Aim of the task
Reproduce all the entries precisely.

Task data
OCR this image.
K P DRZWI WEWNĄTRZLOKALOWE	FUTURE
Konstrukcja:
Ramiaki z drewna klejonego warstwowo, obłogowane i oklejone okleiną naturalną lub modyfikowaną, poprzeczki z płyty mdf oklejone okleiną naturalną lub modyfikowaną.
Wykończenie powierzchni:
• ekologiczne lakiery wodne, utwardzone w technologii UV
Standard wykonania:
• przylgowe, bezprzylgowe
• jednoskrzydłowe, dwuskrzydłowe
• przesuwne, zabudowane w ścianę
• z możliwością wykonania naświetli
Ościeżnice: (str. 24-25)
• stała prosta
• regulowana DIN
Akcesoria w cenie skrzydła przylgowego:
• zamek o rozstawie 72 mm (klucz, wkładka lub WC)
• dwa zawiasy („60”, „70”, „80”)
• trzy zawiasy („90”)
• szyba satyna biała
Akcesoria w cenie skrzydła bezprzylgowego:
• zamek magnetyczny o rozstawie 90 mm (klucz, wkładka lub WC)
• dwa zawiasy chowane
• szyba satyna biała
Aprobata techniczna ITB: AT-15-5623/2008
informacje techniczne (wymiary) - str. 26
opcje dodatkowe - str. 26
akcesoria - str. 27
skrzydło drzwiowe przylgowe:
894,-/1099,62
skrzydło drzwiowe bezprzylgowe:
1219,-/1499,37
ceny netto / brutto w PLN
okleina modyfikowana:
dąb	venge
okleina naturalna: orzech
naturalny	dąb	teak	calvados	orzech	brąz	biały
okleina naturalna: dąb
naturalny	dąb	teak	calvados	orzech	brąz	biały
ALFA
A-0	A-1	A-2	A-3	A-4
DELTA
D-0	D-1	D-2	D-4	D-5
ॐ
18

Reply to the task
OCR this image.
K P DRZWI WEWNĄTRZLOKALOWE	FUTURE
Konstrukcja:
Ramiaki z drewna klejonego warstwowo, obłogowane i oklejone okleiną naturalną lub modyfikowaną, poprzeczki z płyty mdf oklejone okleiną naturalną lub modyfikowaną.
Wykończenie powierzchni:
• ekologiczne lakiery wodne, utwardzone w technologii UV
Standard wykonania:
• przylgowe, bezprzylgowe
• jednoskrzydłowe, dwuskrzydłowe
• przesuwne, zabudowane w ścianę
• z możliwością wykonania naświetli
Ościeżnice: (str. 24-25)
• stała prosta
• regulowana DIN
Akcesoria w cenie skrzydła przylgowego:
• zamek o rozstawie 72 mm (klucz, wkładka lub WC)
• dwa zawiasy („60”, „70”, „80”)
• trzy zawiasy („90”)
• szyba satyna biała
Akcesoria w cenie skrzydła bezprzylgowego:
• zamek magnetyczny o rozstawie 90 mm (klucz, wkładka lub WC)
• dwa zawiasy chowane
• szyba satyna biała
Aprobata techniczna ITB: AT-15-5623/2008
informacje techniczne (wymiary) - str. 26
opcje dodatkowe - str. 26
akcesoria - str. 27
skrzydło drzwiowe przylgowe:
894,-/1099,62
skrzydło drzwiowe bezprzylgowe:
1219,-/1499,37
ceny netto / brutto w PLN
okleina modyfikowana:
dąb	venge
okleina naturalna: orzech
naturalny	dąb	teak	calvados	orzech	brąz	biały
okleina naturalna: dąb
naturalny	dąb	teak	calvados	orzech	brąz	biały
ALFA
A-0	A-1	A-2	A-3	A-4
DELTA
D-0	D-1	D-2	D-4	D-5
ॐ
18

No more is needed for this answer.